- _WHAT TO WORK ON_: Keep only the lines of the data below that contain "xlabel", and copy them.

- _RECORDS_:
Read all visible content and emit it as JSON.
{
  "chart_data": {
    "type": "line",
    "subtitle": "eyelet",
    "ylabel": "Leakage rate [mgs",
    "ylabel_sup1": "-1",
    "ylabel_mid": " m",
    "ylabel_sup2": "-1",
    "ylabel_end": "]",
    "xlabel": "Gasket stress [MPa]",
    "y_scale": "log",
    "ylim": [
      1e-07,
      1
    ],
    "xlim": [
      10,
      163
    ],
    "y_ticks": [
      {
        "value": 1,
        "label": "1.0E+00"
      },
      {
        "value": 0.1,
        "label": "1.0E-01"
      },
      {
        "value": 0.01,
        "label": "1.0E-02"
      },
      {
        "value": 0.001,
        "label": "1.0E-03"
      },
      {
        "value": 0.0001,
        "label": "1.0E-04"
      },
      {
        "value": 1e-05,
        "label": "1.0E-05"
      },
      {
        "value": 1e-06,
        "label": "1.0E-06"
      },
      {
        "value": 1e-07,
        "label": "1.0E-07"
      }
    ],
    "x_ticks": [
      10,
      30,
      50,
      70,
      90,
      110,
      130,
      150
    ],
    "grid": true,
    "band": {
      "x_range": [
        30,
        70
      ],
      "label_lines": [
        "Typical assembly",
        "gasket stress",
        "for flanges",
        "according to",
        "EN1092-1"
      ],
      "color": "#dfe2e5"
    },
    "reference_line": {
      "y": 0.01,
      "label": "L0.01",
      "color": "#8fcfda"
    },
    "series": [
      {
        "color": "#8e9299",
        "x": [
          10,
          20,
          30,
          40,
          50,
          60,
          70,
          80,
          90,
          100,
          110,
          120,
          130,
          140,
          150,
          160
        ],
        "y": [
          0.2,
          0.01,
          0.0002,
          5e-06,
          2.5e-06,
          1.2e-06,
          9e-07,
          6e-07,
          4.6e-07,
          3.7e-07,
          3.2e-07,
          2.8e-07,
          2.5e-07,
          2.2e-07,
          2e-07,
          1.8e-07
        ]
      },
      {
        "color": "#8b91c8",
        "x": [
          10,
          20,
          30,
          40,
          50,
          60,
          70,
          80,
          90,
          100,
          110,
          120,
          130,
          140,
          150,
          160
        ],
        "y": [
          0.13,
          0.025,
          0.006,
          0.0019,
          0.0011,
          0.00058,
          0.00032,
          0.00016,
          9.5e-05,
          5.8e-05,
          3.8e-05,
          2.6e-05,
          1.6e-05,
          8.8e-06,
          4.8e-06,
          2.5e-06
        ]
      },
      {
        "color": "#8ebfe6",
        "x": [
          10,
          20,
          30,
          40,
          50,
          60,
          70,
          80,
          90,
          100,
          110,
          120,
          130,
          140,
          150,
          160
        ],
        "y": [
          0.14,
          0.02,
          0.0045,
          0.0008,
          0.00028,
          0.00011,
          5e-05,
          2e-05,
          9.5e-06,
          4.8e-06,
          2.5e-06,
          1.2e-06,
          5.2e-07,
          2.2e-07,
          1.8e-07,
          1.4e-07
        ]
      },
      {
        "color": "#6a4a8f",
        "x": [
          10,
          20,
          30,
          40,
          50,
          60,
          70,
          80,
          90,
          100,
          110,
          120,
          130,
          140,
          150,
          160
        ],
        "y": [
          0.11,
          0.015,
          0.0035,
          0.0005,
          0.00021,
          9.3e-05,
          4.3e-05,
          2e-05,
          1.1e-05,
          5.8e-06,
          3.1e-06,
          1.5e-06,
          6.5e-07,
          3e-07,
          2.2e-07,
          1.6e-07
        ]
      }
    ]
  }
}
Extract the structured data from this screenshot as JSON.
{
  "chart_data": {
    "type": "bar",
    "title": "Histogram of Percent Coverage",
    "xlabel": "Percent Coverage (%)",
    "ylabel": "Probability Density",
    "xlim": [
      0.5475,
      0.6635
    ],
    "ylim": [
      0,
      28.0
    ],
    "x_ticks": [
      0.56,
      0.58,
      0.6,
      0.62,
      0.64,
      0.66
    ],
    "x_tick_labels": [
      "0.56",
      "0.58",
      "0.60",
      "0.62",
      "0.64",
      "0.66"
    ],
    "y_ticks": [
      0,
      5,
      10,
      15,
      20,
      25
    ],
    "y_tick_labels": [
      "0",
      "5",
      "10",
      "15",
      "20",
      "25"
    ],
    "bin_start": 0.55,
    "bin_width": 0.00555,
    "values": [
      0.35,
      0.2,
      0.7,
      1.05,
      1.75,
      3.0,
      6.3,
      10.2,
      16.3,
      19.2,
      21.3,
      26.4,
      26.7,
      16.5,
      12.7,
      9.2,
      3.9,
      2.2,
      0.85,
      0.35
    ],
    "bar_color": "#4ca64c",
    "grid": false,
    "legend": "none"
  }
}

- _TASK ANSWER_:
    "xlabel": "Gasket stress [MPa]",
    "xlabel": "Percent Coverage (%)",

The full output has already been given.